> [EXERCISE TASK] Copy every line of the data that contains the string "match".

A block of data
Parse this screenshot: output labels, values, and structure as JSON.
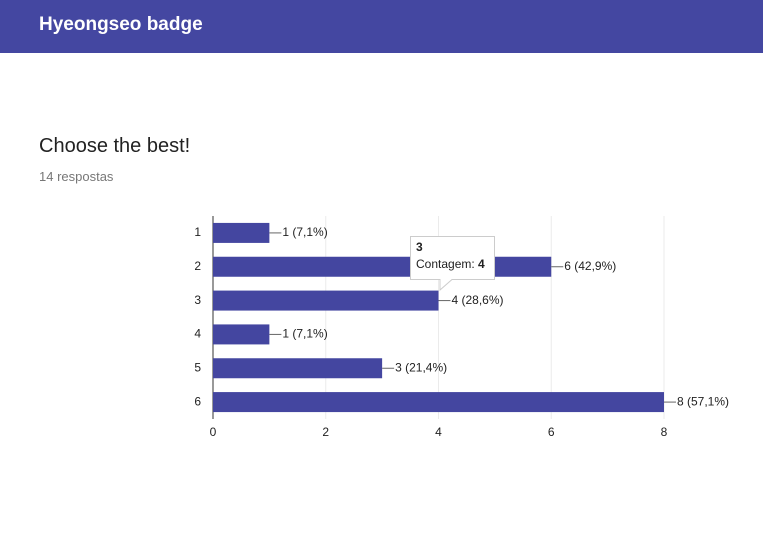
{
  "header": {
    "title": "Hyeongseo badge"
  },
  "question": {
    "title": "Choose the best!",
    "responses": "14 respostas"
  },
  "chart_data": {
    "type": "hbar",
    "categories": [
      "1",
      "2",
      "3",
      "4",
      "5",
      "6"
    ],
    "values": [
      1,
      6,
      4,
      1,
      3,
      8
    ],
    "value_labels": [
      "1 (7,1%)",
      "6 (42,9%)",
      "4 (28,6%)",
      "1 (7,1%)",
      "3 (21,4%)",
      "8 (57,1%)"
    ],
    "color": "#4446a0",
    "xlim": [
      0,
      8
    ],
    "xticks": [
      0,
      2,
      4,
      6,
      8
    ],
    "grid": true,
    "tooltip": {
      "category": "3",
      "label": "Contagem:",
      "value": 4
    }
  }
}
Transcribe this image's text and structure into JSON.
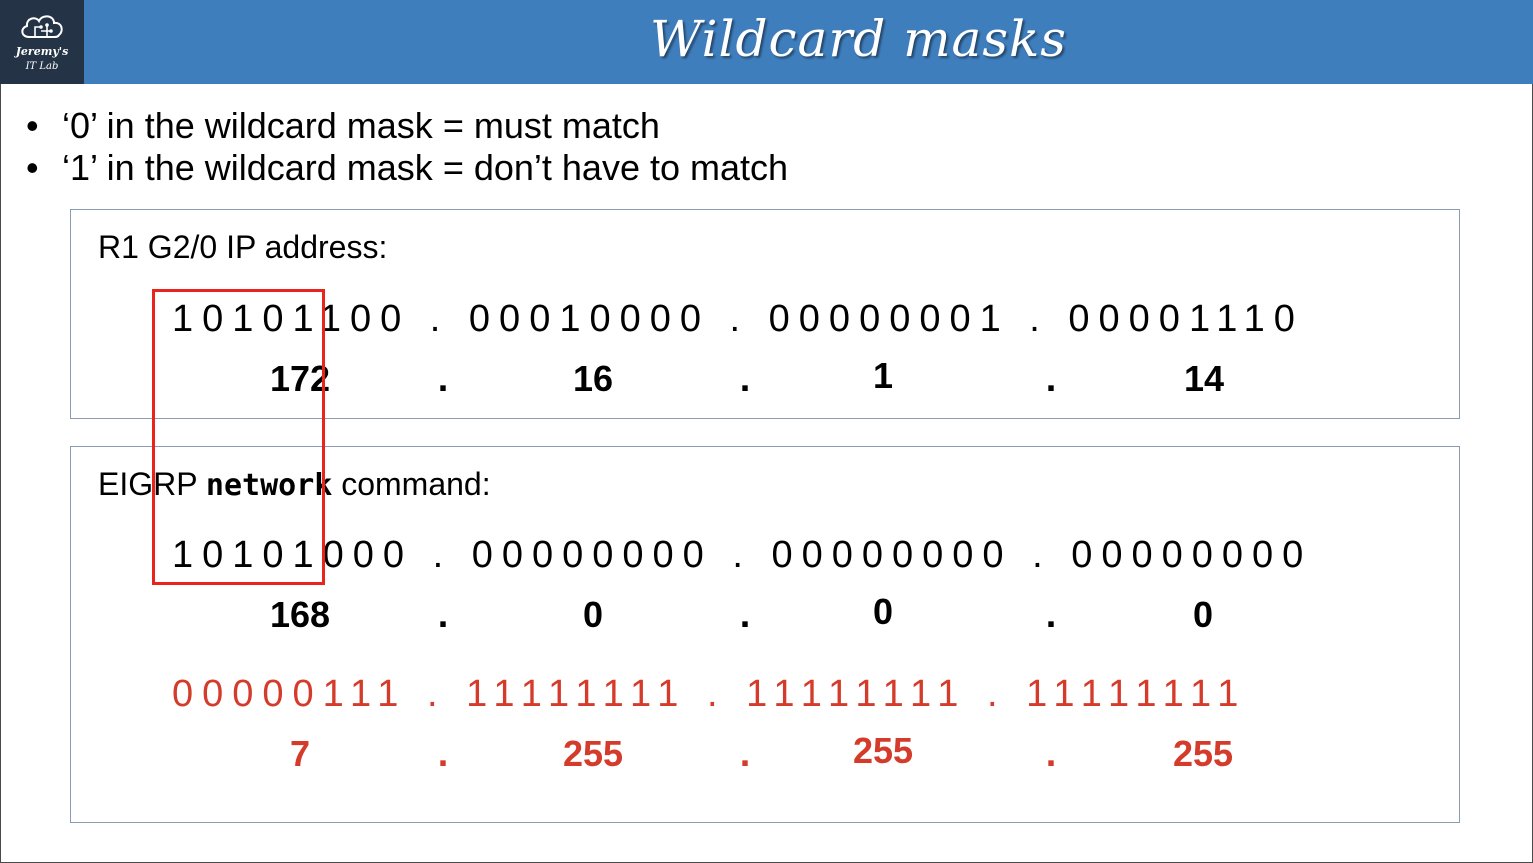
{
  "header": {
    "title": "Wildcard masks",
    "logo": {
      "line1": "Jeremy's",
      "line2": "IT Lab",
      "icon": "cloud-circuit-icon"
    }
  },
  "bullets": [
    "‘0’ in the wildcard mask = must match",
    "‘1’ in the wildcard mask = don’t have to match"
  ],
  "ip_panel": {
    "label": "R1 G2/0 IP address:",
    "binary": "10101100.00010000.00000001.00001110",
    "octets": [
      "172",
      "16",
      "1",
      "14"
    ]
  },
  "network_panel": {
    "label_prefix": "EIGRP ",
    "label_command": "network",
    "label_suffix": " command:",
    "binary": "10101000.00000000.00000000.00000000",
    "octets": [
      "168",
      "0",
      "0",
      "0"
    ],
    "wildcard_binary": "00000111.11111111.11111111.11111111",
    "wildcard_octets": [
      "7",
      "255",
      "255",
      "255"
    ]
  },
  "colors": {
    "header_bg": "#3f7ebd",
    "logo_bg": "#243446",
    "wildcard_text": "#d53b2a",
    "highlight_box": "#e8241c",
    "panel_border": "#8a9cb4"
  },
  "dot": "."
}
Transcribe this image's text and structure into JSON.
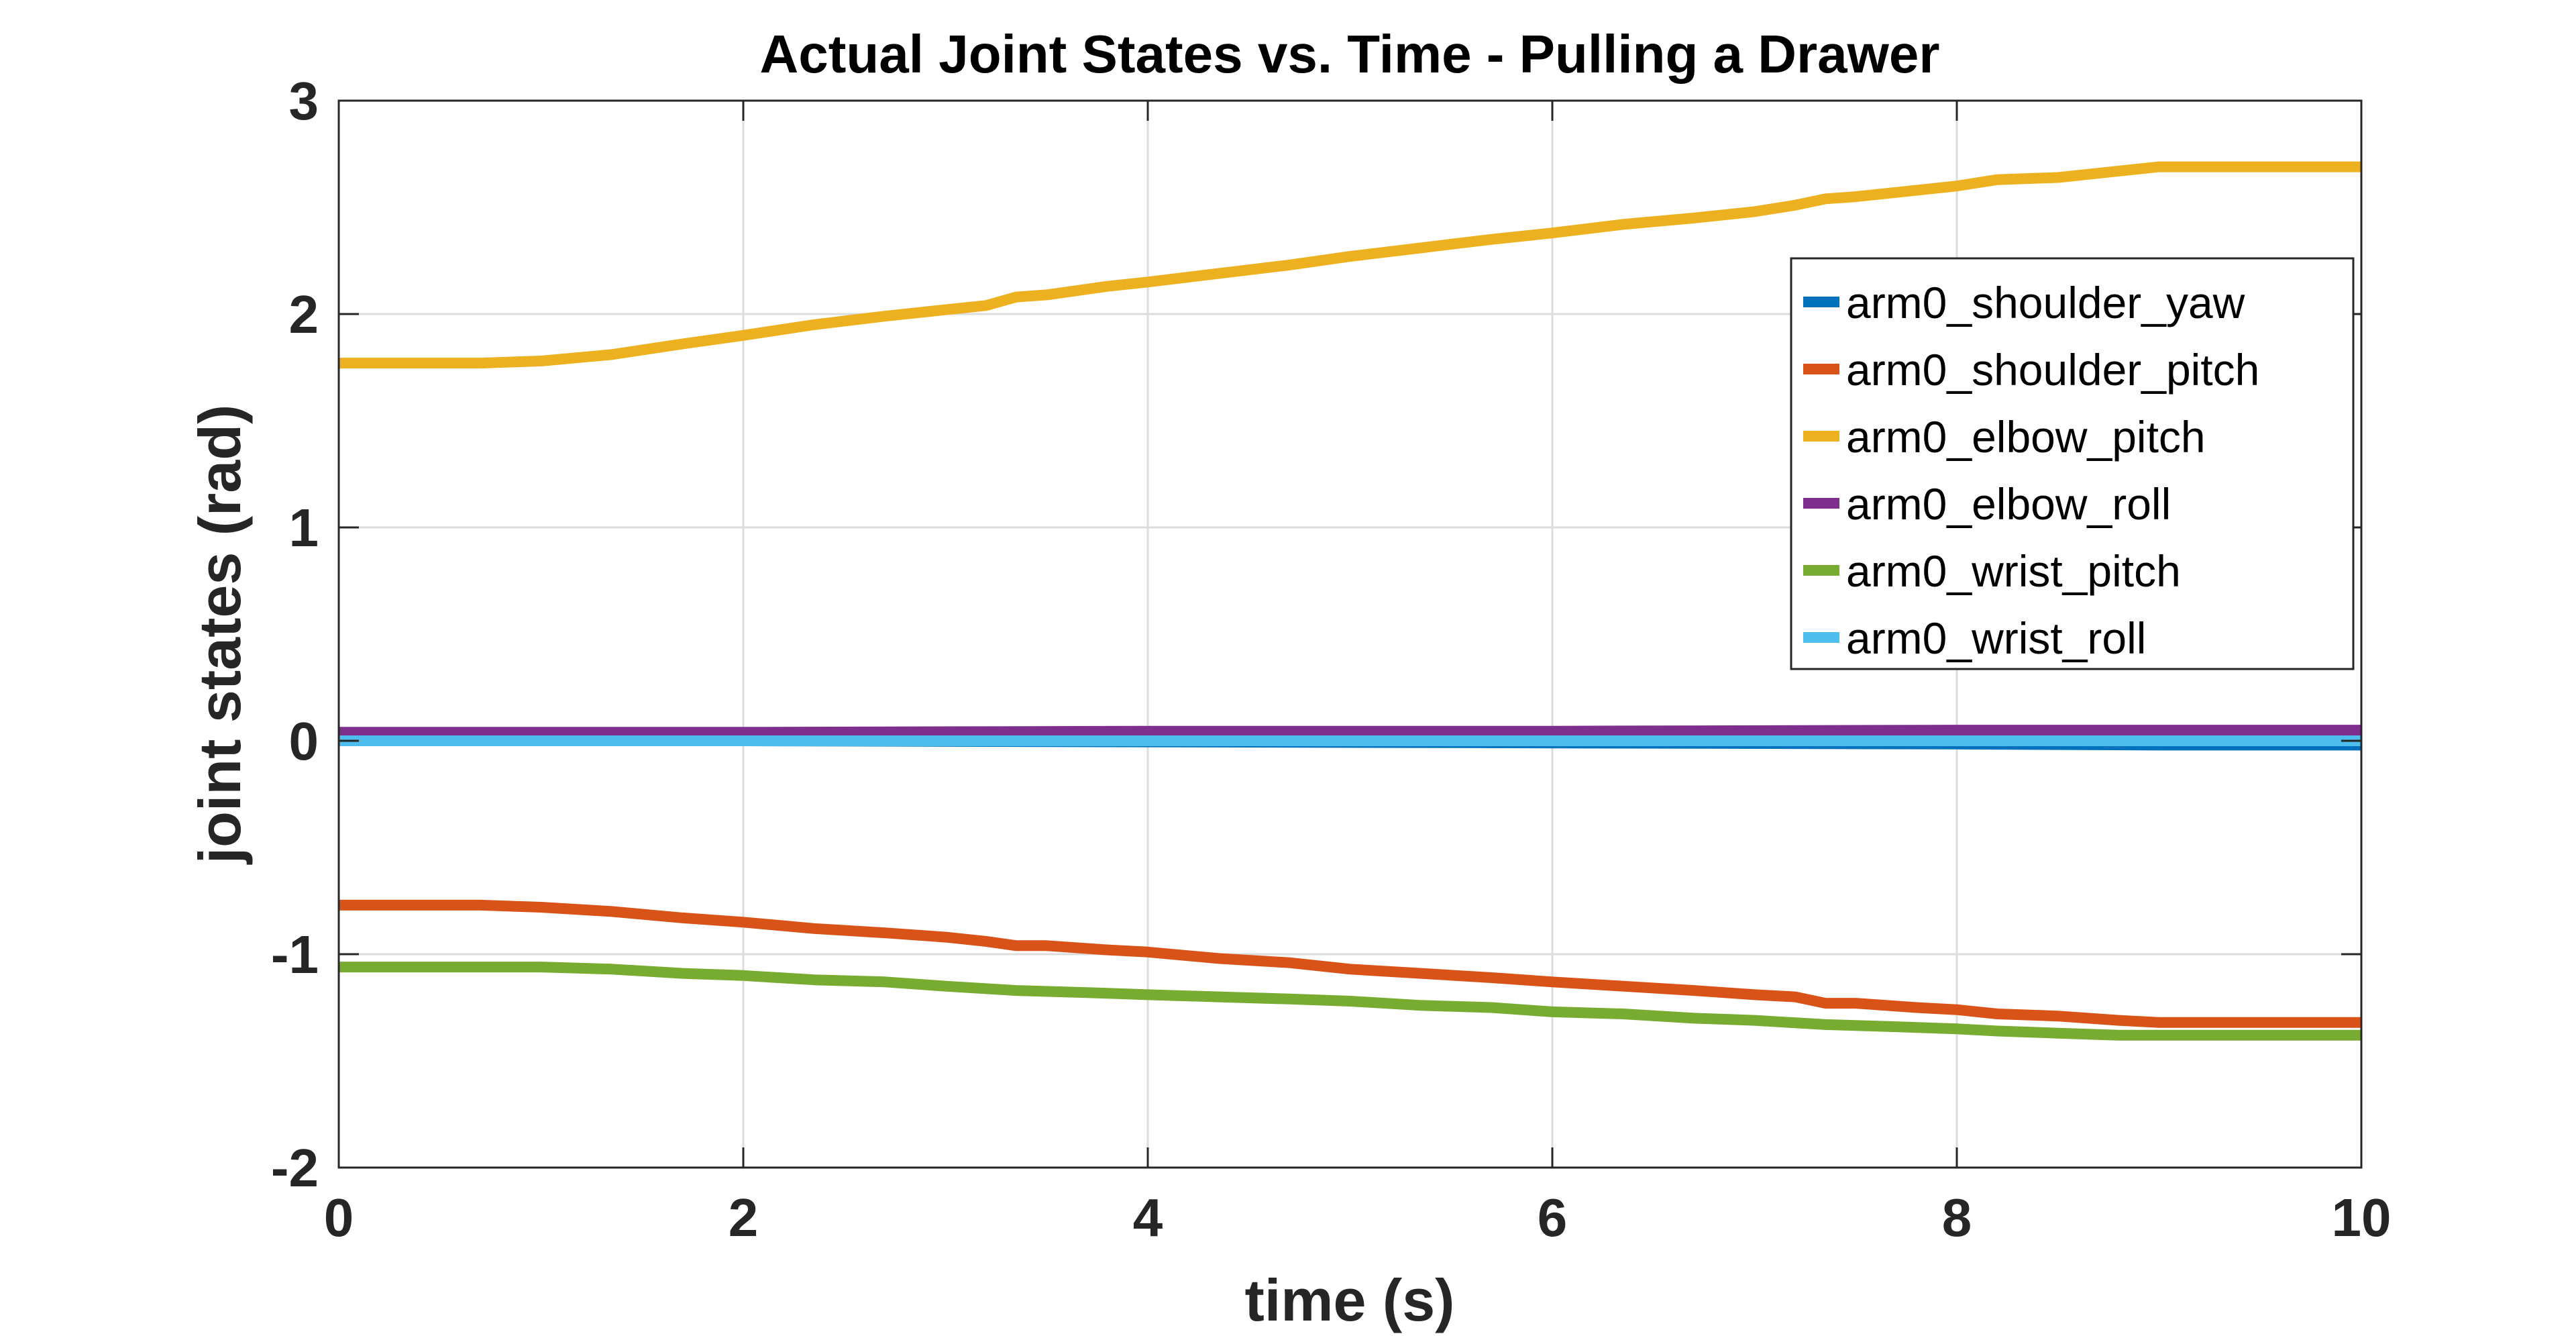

> [RESULT FOR THIS EXERCISE]
    "‘0’ in the wildcard mask = must match",
    "‘1’ in the wildcard mask = don’t have to match"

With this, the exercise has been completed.